Exercise goal: Set down the full listing exactly, character for character.

## Start

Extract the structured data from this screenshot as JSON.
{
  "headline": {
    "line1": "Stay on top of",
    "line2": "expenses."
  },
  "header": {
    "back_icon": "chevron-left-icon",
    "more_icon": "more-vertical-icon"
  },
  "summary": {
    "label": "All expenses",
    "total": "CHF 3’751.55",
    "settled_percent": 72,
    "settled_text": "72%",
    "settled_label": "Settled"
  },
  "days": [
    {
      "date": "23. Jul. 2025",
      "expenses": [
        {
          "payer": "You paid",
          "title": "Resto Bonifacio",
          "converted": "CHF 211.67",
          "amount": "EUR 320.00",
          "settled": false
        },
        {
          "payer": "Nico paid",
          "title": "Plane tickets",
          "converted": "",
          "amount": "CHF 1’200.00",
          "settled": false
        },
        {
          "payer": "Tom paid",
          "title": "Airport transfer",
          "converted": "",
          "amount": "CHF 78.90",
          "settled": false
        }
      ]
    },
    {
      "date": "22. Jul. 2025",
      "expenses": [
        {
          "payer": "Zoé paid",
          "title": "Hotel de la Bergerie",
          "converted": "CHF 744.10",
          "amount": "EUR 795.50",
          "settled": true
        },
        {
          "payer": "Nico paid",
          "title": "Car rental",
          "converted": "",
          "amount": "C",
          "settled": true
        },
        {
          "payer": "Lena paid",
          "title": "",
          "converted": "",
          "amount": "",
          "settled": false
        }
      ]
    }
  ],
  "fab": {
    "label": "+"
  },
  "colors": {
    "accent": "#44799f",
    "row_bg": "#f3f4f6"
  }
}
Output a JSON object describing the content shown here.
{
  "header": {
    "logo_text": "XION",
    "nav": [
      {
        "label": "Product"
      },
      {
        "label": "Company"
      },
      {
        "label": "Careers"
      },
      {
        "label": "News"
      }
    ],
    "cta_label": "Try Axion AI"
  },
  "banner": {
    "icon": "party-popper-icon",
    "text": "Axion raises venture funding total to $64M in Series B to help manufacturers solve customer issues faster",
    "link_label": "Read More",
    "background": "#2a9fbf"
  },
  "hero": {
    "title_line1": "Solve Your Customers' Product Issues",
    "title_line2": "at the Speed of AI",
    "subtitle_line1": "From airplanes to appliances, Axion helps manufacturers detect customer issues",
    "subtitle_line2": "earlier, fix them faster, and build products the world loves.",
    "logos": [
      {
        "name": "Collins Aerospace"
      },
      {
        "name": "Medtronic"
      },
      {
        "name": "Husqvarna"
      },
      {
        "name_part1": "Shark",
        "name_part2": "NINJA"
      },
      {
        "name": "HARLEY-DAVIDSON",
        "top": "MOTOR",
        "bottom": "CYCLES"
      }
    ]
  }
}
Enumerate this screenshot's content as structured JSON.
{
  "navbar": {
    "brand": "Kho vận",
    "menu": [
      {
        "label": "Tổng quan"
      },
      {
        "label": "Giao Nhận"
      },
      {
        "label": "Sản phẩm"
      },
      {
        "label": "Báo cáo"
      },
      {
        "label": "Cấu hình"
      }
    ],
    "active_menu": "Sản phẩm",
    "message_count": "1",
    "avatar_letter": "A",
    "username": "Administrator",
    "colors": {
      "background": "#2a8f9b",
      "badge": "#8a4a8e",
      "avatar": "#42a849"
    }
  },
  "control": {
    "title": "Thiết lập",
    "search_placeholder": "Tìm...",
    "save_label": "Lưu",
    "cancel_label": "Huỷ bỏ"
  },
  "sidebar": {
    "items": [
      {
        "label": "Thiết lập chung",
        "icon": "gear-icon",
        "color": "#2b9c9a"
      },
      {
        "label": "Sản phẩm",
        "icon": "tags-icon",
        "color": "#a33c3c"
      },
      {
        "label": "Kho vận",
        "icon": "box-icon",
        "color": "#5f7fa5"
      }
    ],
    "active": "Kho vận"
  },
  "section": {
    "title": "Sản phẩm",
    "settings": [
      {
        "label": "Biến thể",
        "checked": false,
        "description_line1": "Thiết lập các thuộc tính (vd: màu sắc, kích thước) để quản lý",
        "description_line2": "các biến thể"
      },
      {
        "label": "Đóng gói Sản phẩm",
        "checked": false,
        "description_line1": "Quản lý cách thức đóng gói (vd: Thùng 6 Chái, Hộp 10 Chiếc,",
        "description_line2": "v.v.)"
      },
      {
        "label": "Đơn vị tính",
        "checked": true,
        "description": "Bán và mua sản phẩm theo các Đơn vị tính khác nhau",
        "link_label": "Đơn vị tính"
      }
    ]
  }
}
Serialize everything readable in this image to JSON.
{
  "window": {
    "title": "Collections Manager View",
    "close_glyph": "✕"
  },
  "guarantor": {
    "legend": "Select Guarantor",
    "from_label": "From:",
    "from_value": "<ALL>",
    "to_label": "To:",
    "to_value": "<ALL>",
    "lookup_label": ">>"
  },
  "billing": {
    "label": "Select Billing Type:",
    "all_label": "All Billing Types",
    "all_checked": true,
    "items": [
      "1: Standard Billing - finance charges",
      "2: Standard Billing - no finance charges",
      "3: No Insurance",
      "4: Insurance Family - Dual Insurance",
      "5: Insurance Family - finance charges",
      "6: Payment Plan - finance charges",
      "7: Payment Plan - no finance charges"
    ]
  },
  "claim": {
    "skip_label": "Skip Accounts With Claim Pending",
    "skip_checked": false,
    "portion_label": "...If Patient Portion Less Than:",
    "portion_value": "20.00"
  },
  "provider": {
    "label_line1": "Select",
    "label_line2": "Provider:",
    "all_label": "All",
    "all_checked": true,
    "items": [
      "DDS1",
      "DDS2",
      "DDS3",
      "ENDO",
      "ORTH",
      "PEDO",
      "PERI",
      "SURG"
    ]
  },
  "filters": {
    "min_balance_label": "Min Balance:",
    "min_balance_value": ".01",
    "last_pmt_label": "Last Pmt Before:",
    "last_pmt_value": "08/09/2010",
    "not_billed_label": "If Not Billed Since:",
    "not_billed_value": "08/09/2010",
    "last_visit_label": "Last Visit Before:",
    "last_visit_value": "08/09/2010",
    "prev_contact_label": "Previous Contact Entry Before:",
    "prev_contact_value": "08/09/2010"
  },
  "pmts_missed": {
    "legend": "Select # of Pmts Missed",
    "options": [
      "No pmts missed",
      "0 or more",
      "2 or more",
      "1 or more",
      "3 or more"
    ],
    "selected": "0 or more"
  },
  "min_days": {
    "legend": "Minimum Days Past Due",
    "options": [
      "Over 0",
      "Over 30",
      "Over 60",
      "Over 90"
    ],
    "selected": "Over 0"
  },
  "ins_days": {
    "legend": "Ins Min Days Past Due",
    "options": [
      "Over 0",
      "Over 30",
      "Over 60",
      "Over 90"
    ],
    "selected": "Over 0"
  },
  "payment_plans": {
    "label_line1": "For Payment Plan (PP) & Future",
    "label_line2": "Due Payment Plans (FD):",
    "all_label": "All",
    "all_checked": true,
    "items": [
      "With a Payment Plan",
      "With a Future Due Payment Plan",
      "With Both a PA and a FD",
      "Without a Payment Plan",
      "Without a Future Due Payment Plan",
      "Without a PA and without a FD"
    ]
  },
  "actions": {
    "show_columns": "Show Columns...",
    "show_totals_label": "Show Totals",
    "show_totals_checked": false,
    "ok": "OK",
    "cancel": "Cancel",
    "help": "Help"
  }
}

## End

The completed task:
Extract the structured data from this screenshot as JSON.
{
  "headline": {
    "line1": "Stay on top of",
    "line2": "expenses."
  },
  "header": {
    "back_icon": "chevron-left-icon",
    "more_icon": "more-vertical-icon"
  },
  "summary": {
    "label": "All expenses",
    "total": "CHF 3’751.55",
    "settled_percent": 72,
    "settled_text": "72%",
    "settled_label": "Settled"
  },
  "days": [
    {
      "date": "23. Jul. 2025",
      "expenses": [
        {
          "payer": "You paid",
          "title": "Resto Bonifacio",
          "converted": "CHF 211.67",
          "amount": "EUR 320.00",
          "settled": false
        },
        {
          "payer": "Nico paid",
          "title": "Plane tickets",
          "converted": "",
          "amount": "CHF 1’200.00",
          "settled": false
        },
        {
          "payer": "Tom paid",
          "title": "Airport transfer",
          "converted": "",
          "amount": "CHF 78.90",
          "settled": false
        }
      ]
    },
    {
      "date": "22. Jul. 2025",
      "expenses": [
        {
          "payer": "Zoé paid",
          "title": "Hotel de la Bergerie",
          "converted": "CHF 744.10",
          "amount": "EUR 795.50",
          "settled": true
        },
        {
          "payer": "Nico paid",
          "title": "Car rental",
          "converted": "",
          "amount": "C",
          "settled": true
        },
        {
          "payer": "Lena paid",
          "title": "",
          "converted": "",
          "amount": "",
          "settled": false
        }
      ]
    }
  ],
  "fab": {
    "label": "+"
  },
  "colors": {
    "accent": "#44799f",
    "row_bg": "#f3f4f6"
  }
}
Output a JSON object describing the content shown here.
{
  "header": {
    "logo_text": "XION",
    "nav": [
      {
        "label": "Product"
      },
      {
        "label": "Company"
      },
      {
        "label": "Careers"
      },
      {
        "label": "News"
      }
    ],
    "cta_label": "Try Axion AI"
  },
  "banner": {
    "icon": "party-popper-icon",
    "text": "Axion raises venture funding total to $64M in Series B to help manufacturers solve customer issues faster",
    "link_label": "Read More",
    "background": "#2a9fbf"
  },
  "hero": {
    "title_line1": "Solve Your Customers' Product Issues",
    "title_line2": "at the Speed of AI",
    "subtitle_line1": "From airplanes to appliances, Axion helps manufacturers detect customer issues",
    "subtitle_line2": "earlier, fix them faster, and build products the world loves.",
    "logos": [
      {
        "name": "Collins Aerospace"
      },
      {
        "name": "Medtronic"
      },
      {
        "name": "Husqvarna"
      },
      {
        "name_part1": "Shark",
        "name_part2": "NINJA"
      },
      {
        "name": "HARLEY-DAVIDSON",
        "top": "MOTOR",
        "bottom": "CYCLES"
      }
    ]
  }
}
Enumerate this screenshot's content as structured JSON.
{
  "navbar": {
    "brand": "Kho vận",
    "menu": [
      {
        "label": "Tổng quan"
      },
      {
        "label": "Giao Nhận"
      },
      {
        "label": "Sản phẩm"
      },
      {
        "label": "Báo cáo"
      },
      {
        "label": "Cấu hình"
      }
    ],
    "active_menu": "Sản phẩm",
    "message_count": "1",
    "avatar_letter": "A",
    "username": "Administrator",
    "colors": {
      "background": "#2a8f9b",
      "badge": "#8a4a8e",
      "avatar": "#42a849"
    }
  },
  "control": {
    "title": "Thiết lập",
    "search_placeholder": "Tìm...",
    "save_label": "Lưu",
    "cancel_label": "Huỷ bỏ"
  },
  "sidebar": {
    "items": [
      {
        "label": "Thiết lập chung",
        "icon": "gear-icon",
        "color": "#2b9c9a"
      },
      {
        "label": "Sản phẩm",
        "icon": "tags-icon",
        "color": "#a33c3c"
      },
      {
        "label": "Kho vận",
        "icon": "box-icon",
        "color": "#5f7fa5"
      }
    ],
    "active": "Kho vận"
  },
  "section": {
    "title": "Sản phẩm",
    "settings": [
      {
        "label": "Biến thể",
        "checked": false,
        "description_line1": "Thiết lập các thuộc tính (vd: màu sắc, kích thước) để quản lý",
        "description_line2": "các biến thể"
      },
      {
        "label": "Đóng gói Sản phẩm",
        "checked": false,
        "description_line1": "Quản lý cách thức đóng gói (vd: Thùng 6 Chái, Hộp 10 Chiếc,",
        "description_line2": "v.v.)"
      },
      {
        "label": "Đơn vị tính",
        "checked": true,
        "description": "Bán và mua sản phẩm theo các Đơn vị tính khác nhau",
        "link_label": "Đơn vị tính"
      }
    ]
  }
}
Serialize everything readable in this image to JSON.
{
  "window": {
    "title": "Collections Manager View",
    "close_glyph": "✕"
  },
  "guarantor": {
    "legend": "Select Guarantor",
    "from_label": "From:",
    "from_value": "<ALL>",
    "to_label": "To:",
    "to_value": "<ALL>",
    "lookup_label": ">>"
  },
  "billing": {
    "label": "Select Billing Type:",
    "all_label": "All Billing Types",
    "all_checked": true,
    "items": [
      "1: Standard Billing - finance charges",
      "2: Standard Billing - no finance charges",
      "3: No Insurance",
      "4: Insurance Family - Dual Insurance",
      "5: Insurance Family - finance charges",
      "6: Payment Plan - finance charges",
      "7: Payment Plan - no finance charges"
    ]
  },
  "claim": {
    "skip_label": "Skip Accounts With Claim Pending",
    "skip_checked": false,
    "portion_label": "...If Patient Portion Less Than:",
    "portion_value": "20.00"
  },
  "provider": {
    "label_line1": "Select",
    "label_line2": "Provider:",
    "all_label": "All",
    "all_checked": true,
    "items": [
      "DDS1",
      "DDS2",
      "DDS3",
      "ENDO",
      "ORTH",
      "PEDO",
      "PERI",
      "SURG"
    ]
  },
  "filters": {
    "min_balance_label": "Min Balance:",
    "min_balance_value": ".01",
    "last_pmt_label": "Last Pmt Before:",
    "last_pmt_value": "08/09/2010",
    "not_billed_label": "If Not Billed Since:",
    "not_billed_value": "08/09/2010",
    "last_visit_label": "Last Visit Before:",
    "last_visit_value": "08/09/2010",
    "prev_contact_label": "Previous Contact Entry Before:",
    "prev_contact_value": "08/09/2010"
  },
  "pmts_missed": {
    "legend": "Select # of Pmts Missed",
    "options": [
      "No pmts missed",
      "0 or more",
      "2 or more",
      "1 or more",
      "3 or more"
    ],
    "selected": "0 or more"
  },
  "min_days": {
    "legend": "Minimum Days Past Due",
    "options": [
      "Over 0",
      "Over 30",
      "Over 60",
      "Over 90"
    ],
    "selected": "Over 0"
  },
  "ins_days": {
    "legend": "Ins Min Days Past Due",
    "options": [
      "Over 0",
      "Over 30",
      "Over 60",
      "Over 90"
    ],
    "selected": "Over 0"
  },
  "payment_plans": {
    "label_line1": "For Payment Plan (PP) & Future",
    "label_line2": "Due Payment Plans (FD):",
    "all_label": "All",
    "all_checked": true,
    "items": [
      "With a Payment Plan",
      "With a Future Due Payment Plan",
      "With Both a PA and a FD",
      "Without a Payment Plan",
      "Without a Future Due Payment Plan",
      "Without a PA and without a FD"
    ]
  },
  "actions": {
    "show_columns": "Show Columns...",
    "show_totals_label": "Show Totals",
    "show_totals_checked": false,
    "ok": "OK",
    "cancel": "Cancel",
    "help": "Help"
  }
}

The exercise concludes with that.